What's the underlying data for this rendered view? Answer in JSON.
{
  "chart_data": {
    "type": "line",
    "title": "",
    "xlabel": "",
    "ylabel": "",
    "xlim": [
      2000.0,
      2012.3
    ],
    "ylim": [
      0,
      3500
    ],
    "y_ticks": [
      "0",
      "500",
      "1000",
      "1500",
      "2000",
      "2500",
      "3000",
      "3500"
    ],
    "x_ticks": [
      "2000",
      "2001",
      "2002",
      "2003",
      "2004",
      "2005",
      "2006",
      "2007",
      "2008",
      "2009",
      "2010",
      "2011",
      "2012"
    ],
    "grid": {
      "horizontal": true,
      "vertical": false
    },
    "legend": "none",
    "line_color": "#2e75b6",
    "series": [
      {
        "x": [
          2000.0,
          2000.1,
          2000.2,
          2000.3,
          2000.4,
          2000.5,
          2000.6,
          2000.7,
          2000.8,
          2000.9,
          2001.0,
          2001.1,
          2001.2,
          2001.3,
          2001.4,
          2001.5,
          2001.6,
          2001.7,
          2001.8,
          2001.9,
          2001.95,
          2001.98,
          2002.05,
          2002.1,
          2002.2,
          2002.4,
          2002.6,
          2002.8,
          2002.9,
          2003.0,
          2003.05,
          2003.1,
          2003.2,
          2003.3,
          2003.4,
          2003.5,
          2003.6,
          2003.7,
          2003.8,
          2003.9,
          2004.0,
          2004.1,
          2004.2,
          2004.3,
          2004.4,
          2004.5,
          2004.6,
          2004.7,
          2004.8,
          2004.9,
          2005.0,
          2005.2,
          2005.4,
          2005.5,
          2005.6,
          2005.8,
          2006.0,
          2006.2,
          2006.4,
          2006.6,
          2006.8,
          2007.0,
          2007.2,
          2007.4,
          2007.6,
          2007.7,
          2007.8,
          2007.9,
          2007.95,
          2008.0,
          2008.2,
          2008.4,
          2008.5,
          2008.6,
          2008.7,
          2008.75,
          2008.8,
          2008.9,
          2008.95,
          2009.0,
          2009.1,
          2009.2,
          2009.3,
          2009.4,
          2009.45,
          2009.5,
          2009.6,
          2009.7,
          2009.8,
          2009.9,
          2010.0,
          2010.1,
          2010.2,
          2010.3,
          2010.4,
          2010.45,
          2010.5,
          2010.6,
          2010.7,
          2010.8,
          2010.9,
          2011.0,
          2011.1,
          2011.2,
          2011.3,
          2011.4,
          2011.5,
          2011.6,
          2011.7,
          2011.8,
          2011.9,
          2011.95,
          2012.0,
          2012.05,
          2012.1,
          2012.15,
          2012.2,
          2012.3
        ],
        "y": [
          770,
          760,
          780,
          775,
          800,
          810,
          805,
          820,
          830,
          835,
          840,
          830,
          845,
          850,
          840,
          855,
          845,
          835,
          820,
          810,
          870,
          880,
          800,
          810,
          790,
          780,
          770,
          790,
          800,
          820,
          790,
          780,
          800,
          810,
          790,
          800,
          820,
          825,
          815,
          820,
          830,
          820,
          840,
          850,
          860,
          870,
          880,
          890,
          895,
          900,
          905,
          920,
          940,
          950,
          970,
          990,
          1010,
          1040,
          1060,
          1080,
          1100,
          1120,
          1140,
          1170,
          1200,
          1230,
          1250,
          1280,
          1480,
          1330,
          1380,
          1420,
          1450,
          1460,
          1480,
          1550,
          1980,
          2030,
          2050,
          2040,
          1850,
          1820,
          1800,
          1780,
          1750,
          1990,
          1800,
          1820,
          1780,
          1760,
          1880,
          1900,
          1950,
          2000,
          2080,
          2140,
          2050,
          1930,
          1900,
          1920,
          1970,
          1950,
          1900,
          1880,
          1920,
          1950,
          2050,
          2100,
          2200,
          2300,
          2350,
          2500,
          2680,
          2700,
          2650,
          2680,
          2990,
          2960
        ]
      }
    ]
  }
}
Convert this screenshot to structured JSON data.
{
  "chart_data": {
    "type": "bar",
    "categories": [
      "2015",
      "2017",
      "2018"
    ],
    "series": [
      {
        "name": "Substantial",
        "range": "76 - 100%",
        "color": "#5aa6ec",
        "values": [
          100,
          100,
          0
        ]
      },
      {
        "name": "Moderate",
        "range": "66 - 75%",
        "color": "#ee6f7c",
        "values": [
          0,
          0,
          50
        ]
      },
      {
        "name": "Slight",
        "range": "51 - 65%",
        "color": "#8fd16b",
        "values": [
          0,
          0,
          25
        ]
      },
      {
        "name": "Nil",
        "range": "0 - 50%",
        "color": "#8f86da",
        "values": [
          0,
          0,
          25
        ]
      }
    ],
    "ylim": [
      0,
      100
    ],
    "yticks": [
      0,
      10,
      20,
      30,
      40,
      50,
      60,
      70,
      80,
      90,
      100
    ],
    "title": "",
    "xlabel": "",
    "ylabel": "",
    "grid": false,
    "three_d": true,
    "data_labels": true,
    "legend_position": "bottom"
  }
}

Task details: Reproduce each record shown above without altering a single word.

Solution to this exercise:
What's the underlying data for this rendered view? Answer in JSON.
{
  "chart_data": {
    "type": "line",
    "title": "",
    "xlabel": "",
    "ylabel": "",
    "xlim": [
      2000.0,
      2012.3
    ],
    "ylim": [
      0,
      3500
    ],
    "y_ticks": [
      "0",
      "500",
      "1000",
      "1500",
      "2000",
      "2500",
      "3000",
      "3500"
    ],
    "x_ticks": [
      "2000",
      "2001",
      "2002",
      "2003",
      "2004",
      "2005",
      "2006",
      "2007",
      "2008",
      "2009",
      "2010",
      "2011",
      "2012"
    ],
    "grid": {
      "horizontal": true,
      "vertical": false
    },
    "legend": "none",
    "line_color": "#2e75b6",
    "series": [
      {
        "x": [
          2000.0,
          2000.1,
          2000.2,
          2000.3,
          2000.4,
          2000.5,
          2000.6,
          2000.7,
          2000.8,
          2000.9,
          2001.0,
          2001.1,
          2001.2,
          2001.3,
          2001.4,
          2001.5,
          2001.6,
          2001.7,
          2001.8,
          2001.9,
          2001.95,
          2001.98,
          2002.05,
          2002.1,
          2002.2,
          2002.4,
          2002.6,
          2002.8,
          2002.9,
          2003.0,
          2003.05,
          2003.1,
          2003.2,
          2003.3,
          2003.4,
          2003.5,
          2003.6,
          2003.7,
          2003.8,
          2003.9,
          2004.0,
          2004.1,
          2004.2,
          2004.3,
          2004.4,
          2004.5,
          2004.6,
          2004.7,
          2004.8,
          2004.9,
          2005.0,
          2005.2,
          2005.4,
          2005.5,
          2005.6,
          2005.8,
          2006.0,
          2006.2,
          2006.4,
          2006.6,
          2006.8,
          2007.0,
          2007.2,
          2007.4,
          2007.6,
          2007.7,
          2007.8,
          2007.9,
          2007.95,
          2008.0,
          2008.2,
          2008.4,
          2008.5,
          2008.6,
          2008.7,
          2008.75,
          2008.8,
          2008.9,
          2008.95,
          2009.0,
          2009.1,
          2009.2,
          2009.3,
          2009.4,
          2009.45,
          2009.5,
          2009.6,
          2009.7,
          2009.8,
          2009.9,
          2010.0,
          2010.1,
          2010.2,
          2010.3,
          2010.4,
          2010.45,
          2010.5,
          2010.6,
          2010.7,
          2010.8,
          2010.9,
          2011.0,
          2011.1,
          2011.2,
          2011.3,
          2011.4,
          2011.5,
          2011.6,
          2011.7,
          2011.8,
          2011.9,
          2011.95,
          2012.0,
          2012.05,
          2012.1,
          2012.15,
          2012.2,
          2012.3
        ],
        "y": [
          770,
          760,
          780,
          775,
          800,
          810,
          805,
          820,
          830,
          835,
          840,
          830,
          845,
          850,
          840,
          855,
          845,
          835,
          820,
          810,
          870,
          880,
          800,
          810,
          790,
          780,
          770,
          790,
          800,
          820,
          790,
          780,
          800,
          810,
          790,
          800,
          820,
          825,
          815,
          820,
          830,
          820,
          840,
          850,
          860,
          870,
          880,
          890,
          895,
          900,
          905,
          920,
          940,
          950,
          970,
          990,
          1010,
          1040,
          1060,
          1080,
          1100,
          1120,
          1140,
          1170,
          1200,
          1230,
          1250,
          1280,
          1480,
          1330,
          1380,
          1420,
          1450,
          1460,
          1480,
          1550,
          1980,
          2030,
          2050,
          2040,
          1850,
          1820,
          1800,
          1780,
          1750,
          1990,
          1800,
          1820,
          1780,
          1760,
          1880,
          1900,
          1950,
          2000,
          2080,
          2140,
          2050,
          1930,
          1900,
          1920,
          1970,
          1950,
          1900,
          1880,
          1920,
          1950,
          2050,
          2100,
          2200,
          2300,
          2350,
          2500,
          2680,
          2700,
          2650,
          2680,
          2990,
          2960
        ]
      }
    ]
  }
}
Convert this screenshot to structured JSON data.
{
  "chart_data": {
    "type": "bar",
    "categories": [
      "2015",
      "2017",
      "2018"
    ],
    "series": [
      {
        "name": "Substantial",
        "range": "76 - 100%",
        "color": "#5aa6ec",
        "values": [
          100,
          100,
          0
        ]
      },
      {
        "name": "Moderate",
        "range": "66 - 75%",
        "color": "#ee6f7c",
        "values": [
          0,
          0,
          50
        ]
      },
      {
        "name": "Slight",
        "range": "51 - 65%",
        "color": "#8fd16b",
        "values": [
          0,
          0,
          25
        ]
      },
      {
        "name": "Nil",
        "range": "0 - 50%",
        "color": "#8f86da",
        "values": [
          0,
          0,
          25
        ]
      }
    ],
    "ylim": [
      0,
      100
    ],
    "yticks": [
      0,
      10,
      20,
      30,
      40,
      50,
      60,
      70,
      80,
      90,
      100
    ],
    "title": "",
    "xlabel": "",
    "ylabel": "",
    "grid": false,
    "three_d": true,
    "data_labels": true,
    "legend_position": "bottom"
  }
}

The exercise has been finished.